- _TASK TO CARRY OUT_: Reproduce every line of the material below, but drop the pictures.

Collected data entries:
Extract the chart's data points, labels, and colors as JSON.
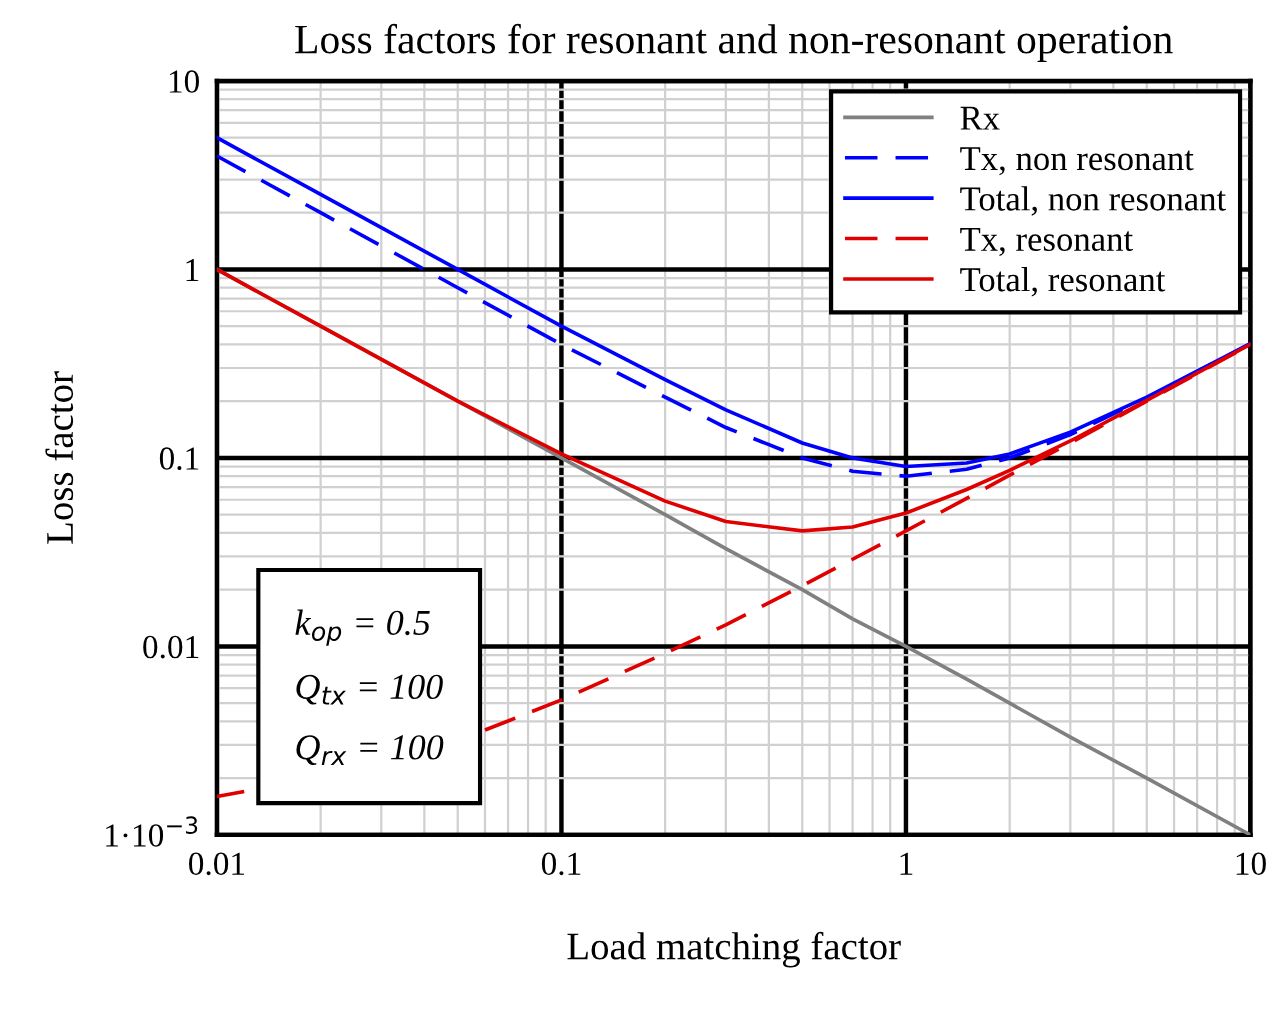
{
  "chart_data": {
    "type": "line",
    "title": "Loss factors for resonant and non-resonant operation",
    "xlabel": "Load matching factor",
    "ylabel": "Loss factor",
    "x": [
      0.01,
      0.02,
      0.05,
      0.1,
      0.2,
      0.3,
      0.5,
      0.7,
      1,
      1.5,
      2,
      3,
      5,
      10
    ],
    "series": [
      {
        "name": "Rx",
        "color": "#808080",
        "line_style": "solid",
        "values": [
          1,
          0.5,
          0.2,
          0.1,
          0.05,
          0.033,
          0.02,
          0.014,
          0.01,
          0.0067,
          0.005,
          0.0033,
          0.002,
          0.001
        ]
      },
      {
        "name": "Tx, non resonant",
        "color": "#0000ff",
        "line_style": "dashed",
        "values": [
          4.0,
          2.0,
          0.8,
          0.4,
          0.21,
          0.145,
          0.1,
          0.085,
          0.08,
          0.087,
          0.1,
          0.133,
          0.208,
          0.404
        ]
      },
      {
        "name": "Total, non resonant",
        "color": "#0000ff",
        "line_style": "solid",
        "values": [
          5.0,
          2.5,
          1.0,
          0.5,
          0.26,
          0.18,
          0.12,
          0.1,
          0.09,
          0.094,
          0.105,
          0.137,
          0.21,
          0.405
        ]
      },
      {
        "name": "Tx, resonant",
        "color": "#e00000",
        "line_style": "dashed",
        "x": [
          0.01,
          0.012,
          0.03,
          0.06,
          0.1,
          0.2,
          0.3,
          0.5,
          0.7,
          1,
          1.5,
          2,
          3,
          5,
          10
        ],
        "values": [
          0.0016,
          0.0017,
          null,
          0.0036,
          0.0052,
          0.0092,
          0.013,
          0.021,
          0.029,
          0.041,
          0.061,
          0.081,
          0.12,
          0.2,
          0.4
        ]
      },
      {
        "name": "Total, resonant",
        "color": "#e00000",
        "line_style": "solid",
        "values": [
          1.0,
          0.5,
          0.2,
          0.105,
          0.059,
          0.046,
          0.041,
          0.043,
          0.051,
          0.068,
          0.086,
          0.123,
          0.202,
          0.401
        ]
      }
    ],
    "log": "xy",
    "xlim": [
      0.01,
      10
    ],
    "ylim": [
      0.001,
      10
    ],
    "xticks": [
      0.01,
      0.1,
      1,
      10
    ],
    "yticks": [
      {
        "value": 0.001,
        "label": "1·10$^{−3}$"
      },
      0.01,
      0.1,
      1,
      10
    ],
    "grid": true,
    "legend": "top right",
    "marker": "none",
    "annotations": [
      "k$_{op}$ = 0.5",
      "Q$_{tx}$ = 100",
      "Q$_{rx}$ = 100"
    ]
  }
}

- _EXERCISE ANSWER_:
Extract the chart's data points, labels, and colors as JSON.
{
  "chart_data": {
    "type": "line",
    "title": "Loss factors for resonant and non-resonant operation",
    "xlabel": "Load matching factor",
    "ylabel": "Loss factor",
    "x": [
      0.01,
      0.02,
      0.05,
      0.1,
      0.2,
      0.3,
      0.5,
      0.7,
      1,
      1.5,
      2,
      3,
      5,
      10
    ],
    "series": [
      {
        "name": "Rx",
        "color": "#808080",
        "line_style": "solid",
        "values": [
          1,
          0.5,
          0.2,
          0.1,
          0.05,
          0.033,
          0.02,
          0.014,
          0.01,
          0.0067,
          0.005,
          0.0033,
          0.002,
          0.001
        ]
      },
      {
        "name": "Tx, non resonant",
        "color": "#0000ff",
        "line_style": "dashed",
        "values": [
          4.0,
          2.0,
          0.8,
          0.4,
          0.21,
          0.145,
          0.1,
          0.085,
          0.08,
          0.087,
          0.1,
          0.133,
          0.208,
          0.404
        ]
      },
      {
        "name": "Total, non resonant",
        "color": "#0000ff",
        "line_style": "solid",
        "values": [
          5.0,
          2.5,
          1.0,
          0.5,
          0.26,
          0.18,
          0.12,
          0.1,
          0.09,
          0.094,
          0.105,
          0.137,
          0.21,
          0.405
        ]
      },
      {
        "name": "Tx, resonant",
        "color": "#e00000",
        "line_style": "dashed",
        "x": [
          0.01,
          0.012,
          0.03,
          0.06,
          0.1,
          0.2,
          0.3,
          0.5,
          0.7,
          1,
          1.5,
          2,
          3,
          5,
          10
        ],
        "values": [
          0.0016,
          0.0017,
          null,
          0.0036,
          0.0052,
          0.0092,
          0.013,
          0.021,
          0.029,
          0.041,
          0.061,
          0.081,
          0.12,
          0.2,
          0.4
        ]
      },
      {
        "name": "Total, resonant",
        "color": "#e00000",
        "line_style": "solid",
        "values": [
          1.0,
          0.5,
          0.2,
          0.105,
          0.059,
          0.046,
          0.041,
          0.043,
          0.051,
          0.068,
          0.086,
          0.123,
          0.202,
          0.401
        ]
      }
    ],
    "log": "xy",
    "xlim": [
      0.01,
      10
    ],
    "ylim": [
      0.001,
      10
    ],
    "xticks": [
      0.01,
      0.1,
      1,
      10
    ],
    "yticks": [
      {
        "value": 0.001,
        "label": "1·10$^{−3}$"
      },
      0.01,
      0.1,
      1,
      10
    ],
    "grid": true,
    "legend": "top right",
    "marker": "none",
    "annotations": [
      "k$_{op}$ = 0.5",
      "Q$_{tx}$ = 100",
      "Q$_{rx}$ = 100"
    ]
  }
}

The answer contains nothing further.